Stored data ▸

▽

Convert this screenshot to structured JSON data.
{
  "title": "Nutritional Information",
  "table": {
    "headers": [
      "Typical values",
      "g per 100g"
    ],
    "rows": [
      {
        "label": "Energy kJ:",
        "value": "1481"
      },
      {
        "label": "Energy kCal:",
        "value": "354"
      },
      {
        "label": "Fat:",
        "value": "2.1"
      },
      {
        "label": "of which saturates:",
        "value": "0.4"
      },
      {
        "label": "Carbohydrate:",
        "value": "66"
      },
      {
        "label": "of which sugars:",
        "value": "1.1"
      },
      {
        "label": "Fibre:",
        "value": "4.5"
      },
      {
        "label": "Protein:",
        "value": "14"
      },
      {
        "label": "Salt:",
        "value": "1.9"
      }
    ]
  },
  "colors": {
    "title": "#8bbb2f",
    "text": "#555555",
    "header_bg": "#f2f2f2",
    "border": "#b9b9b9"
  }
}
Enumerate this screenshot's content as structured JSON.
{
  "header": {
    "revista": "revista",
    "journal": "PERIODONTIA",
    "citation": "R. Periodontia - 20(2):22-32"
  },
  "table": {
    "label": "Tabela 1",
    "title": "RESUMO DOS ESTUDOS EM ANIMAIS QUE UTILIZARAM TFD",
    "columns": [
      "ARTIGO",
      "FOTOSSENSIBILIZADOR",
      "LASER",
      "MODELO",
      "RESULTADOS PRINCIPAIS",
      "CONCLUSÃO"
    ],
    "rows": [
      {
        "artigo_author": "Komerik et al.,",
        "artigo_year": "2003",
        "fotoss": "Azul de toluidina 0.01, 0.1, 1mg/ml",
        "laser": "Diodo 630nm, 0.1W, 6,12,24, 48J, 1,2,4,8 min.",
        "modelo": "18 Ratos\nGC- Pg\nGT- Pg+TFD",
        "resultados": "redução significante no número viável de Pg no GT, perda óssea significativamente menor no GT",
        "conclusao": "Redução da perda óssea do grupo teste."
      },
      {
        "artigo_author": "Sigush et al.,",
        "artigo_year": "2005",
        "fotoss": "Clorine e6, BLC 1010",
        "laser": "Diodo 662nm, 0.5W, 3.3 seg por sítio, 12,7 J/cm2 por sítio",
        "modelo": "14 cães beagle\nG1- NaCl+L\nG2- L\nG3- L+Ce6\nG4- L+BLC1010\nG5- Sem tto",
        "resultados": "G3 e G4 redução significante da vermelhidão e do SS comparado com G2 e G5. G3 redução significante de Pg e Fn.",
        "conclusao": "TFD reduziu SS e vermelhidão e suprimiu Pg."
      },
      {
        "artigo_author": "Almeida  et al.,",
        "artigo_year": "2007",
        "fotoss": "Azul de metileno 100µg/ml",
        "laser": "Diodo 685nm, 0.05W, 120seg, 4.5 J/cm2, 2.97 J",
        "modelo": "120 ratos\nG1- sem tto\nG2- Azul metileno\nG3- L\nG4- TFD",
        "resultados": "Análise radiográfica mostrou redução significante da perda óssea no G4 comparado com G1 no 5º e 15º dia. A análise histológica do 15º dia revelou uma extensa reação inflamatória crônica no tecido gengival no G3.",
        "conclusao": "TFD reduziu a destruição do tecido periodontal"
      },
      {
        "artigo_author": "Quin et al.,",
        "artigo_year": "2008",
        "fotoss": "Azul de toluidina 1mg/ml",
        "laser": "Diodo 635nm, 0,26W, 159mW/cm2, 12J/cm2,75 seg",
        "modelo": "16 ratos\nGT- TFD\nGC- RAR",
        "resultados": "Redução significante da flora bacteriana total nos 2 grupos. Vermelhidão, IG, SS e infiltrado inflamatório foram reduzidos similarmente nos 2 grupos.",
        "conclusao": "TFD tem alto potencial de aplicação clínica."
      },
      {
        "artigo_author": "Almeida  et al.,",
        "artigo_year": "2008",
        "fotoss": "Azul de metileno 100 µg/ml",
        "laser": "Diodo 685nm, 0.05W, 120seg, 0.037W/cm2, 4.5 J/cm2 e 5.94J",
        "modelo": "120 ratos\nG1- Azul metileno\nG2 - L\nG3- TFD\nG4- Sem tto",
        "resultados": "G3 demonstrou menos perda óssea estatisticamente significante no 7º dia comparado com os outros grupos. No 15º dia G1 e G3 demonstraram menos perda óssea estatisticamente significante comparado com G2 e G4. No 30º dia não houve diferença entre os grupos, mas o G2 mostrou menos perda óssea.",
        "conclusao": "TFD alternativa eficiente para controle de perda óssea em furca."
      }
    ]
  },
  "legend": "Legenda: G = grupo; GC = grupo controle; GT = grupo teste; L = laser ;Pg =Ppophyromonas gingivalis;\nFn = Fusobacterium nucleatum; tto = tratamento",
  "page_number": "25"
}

△

Exercise prompt ▸
Line by line, transcribe all of the records exactly.

Problem solution ▸
Convert this screenshot to structured JSON data.
{
  "title": "Nutritional Information",
  "table": {
    "headers": [
      "Typical values",
      "g per 100g"
    ],
    "rows": [
      {
        "label": "Energy kJ:",
        "value": "1481"
      },
      {
        "label": "Energy kCal:",
        "value": "354"
      },
      {
        "label": "Fat:",
        "value": "2.1"
      },
      {
        "label": "of which saturates:",
        "value": "0.4"
      },
      {
        "label": "Carbohydrate:",
        "value": "66"
      },
      {
        "label": "of which sugars:",
        "value": "1.1"
      },
      {
        "label": "Fibre:",
        "value": "4.5"
      },
      {
        "label": "Protein:",
        "value": "14"
      },
      {
        "label": "Salt:",
        "value": "1.9"
      }
    ]
  },
  "colors": {
    "title": "#8bbb2f",
    "text": "#555555",
    "header_bg": "#f2f2f2",
    "border": "#b9b9b9"
  }
}
Enumerate this screenshot's content as structured JSON.
{
  "header": {
    "revista": "revista",
    "journal": "PERIODONTIA",
    "citation": "R. Periodontia - 20(2):22-32"
  },
  "table": {
    "label": "Tabela 1",
    "title": "RESUMO DOS ESTUDOS EM ANIMAIS QUE UTILIZARAM TFD",
    "columns": [
      "ARTIGO",
      "FOTOSSENSIBILIZADOR",
      "LASER",
      "MODELO",
      "RESULTADOS PRINCIPAIS",
      "CONCLUSÃO"
    ],
    "rows": [
      {
        "artigo_author": "Komerik et al.,",
        "artigo_year": "2003",
        "fotoss": "Azul de toluidina 0.01, 0.1, 1mg/ml",
        "laser": "Diodo 630nm, 0.1W, 6,12,24, 48J, 1,2,4,8 min.",
        "modelo": "18 Ratos\nGC- Pg\nGT- Pg+TFD",
        "resultados": "redução significante no número viável de Pg no GT, perda óssea significativamente menor no GT",
        "conclusao": "Redução da perda óssea do grupo teste."
      },
      {
        "artigo_author": "Sigush et al.,",
        "artigo_year": "2005",
        "fotoss": "Clorine e6, BLC 1010",
        "laser": "Diodo 662nm, 0.5W, 3.3 seg por sítio, 12,7 J/cm2 por sítio",
        "modelo": "14 cães beagle\nG1- NaCl+L\nG2- L\nG3- L+Ce6\nG4- L+BLC1010\nG5- Sem tto",
        "resultados": "G3 e G4 redução significante da vermelhidão e do SS comparado com G2 e G5. G3 redução significante de Pg e Fn.",
        "conclusao": "TFD reduziu SS e vermelhidão e suprimiu Pg."
      },
      {
        "artigo_author": "Almeida  et al.,",
        "artigo_year": "2007",
        "fotoss": "Azul de metileno 100µg/ml",
        "laser": "Diodo 685nm, 0.05W, 120seg, 4.5 J/cm2, 2.97 J",
        "modelo": "120 ratos\nG1- sem tto\nG2- Azul metileno\nG3- L\nG4- TFD",
        "resultados": "Análise radiográfica mostrou redução significante da perda óssea no G4 comparado com G1 no 5º e 15º dia. A análise histológica do 15º dia revelou uma extensa reação inflamatória crônica no tecido gengival no G3.",
        "conclusao": "TFD reduziu a destruição do tecido periodontal"
      },
      {
        "artigo_author": "Quin et al.,",
        "artigo_year": "2008",
        "fotoss": "Azul de toluidina 1mg/ml",
        "laser": "Diodo 635nm, 0,26W, 159mW/cm2, 12J/cm2,75 seg",
        "modelo": "16 ratos\nGT- TFD\nGC- RAR",
        "resultados": "Redução significante da flora bacteriana total nos 2 grupos. Vermelhidão, IG, SS e infiltrado inflamatório foram reduzidos similarmente nos 2 grupos.",
        "conclusao": "TFD tem alto potencial de aplicação clínica."
      },
      {
        "artigo_author": "Almeida  et al.,",
        "artigo_year": "2008",
        "fotoss": "Azul de metileno 100 µg/ml",
        "laser": "Diodo 685nm, 0.05W, 120seg, 0.037W/cm2, 4.5 J/cm2 e 5.94J",
        "modelo": "120 ratos\nG1- Azul metileno\nG2 - L\nG3- TFD\nG4- Sem tto",
        "resultados": "G3 demonstrou menos perda óssea estatisticamente significante no 7º dia comparado com os outros grupos. No 15º dia G1 e G3 demonstraram menos perda óssea estatisticamente significante comparado com G2 e G4. No 30º dia não houve diferença entre os grupos, mas o G2 mostrou menos perda óssea.",
        "conclusao": "TFD alternativa eficiente para controle de perda óssea em furca."
      }
    ]
  },
  "legend": "Legenda: G = grupo; GC = grupo controle; GT = grupo teste; L = laser ;Pg =Ppophyromonas gingivalis;\nFn = Fusobacterium nucleatum; tto = tratamento",
  "page_number": "25"
}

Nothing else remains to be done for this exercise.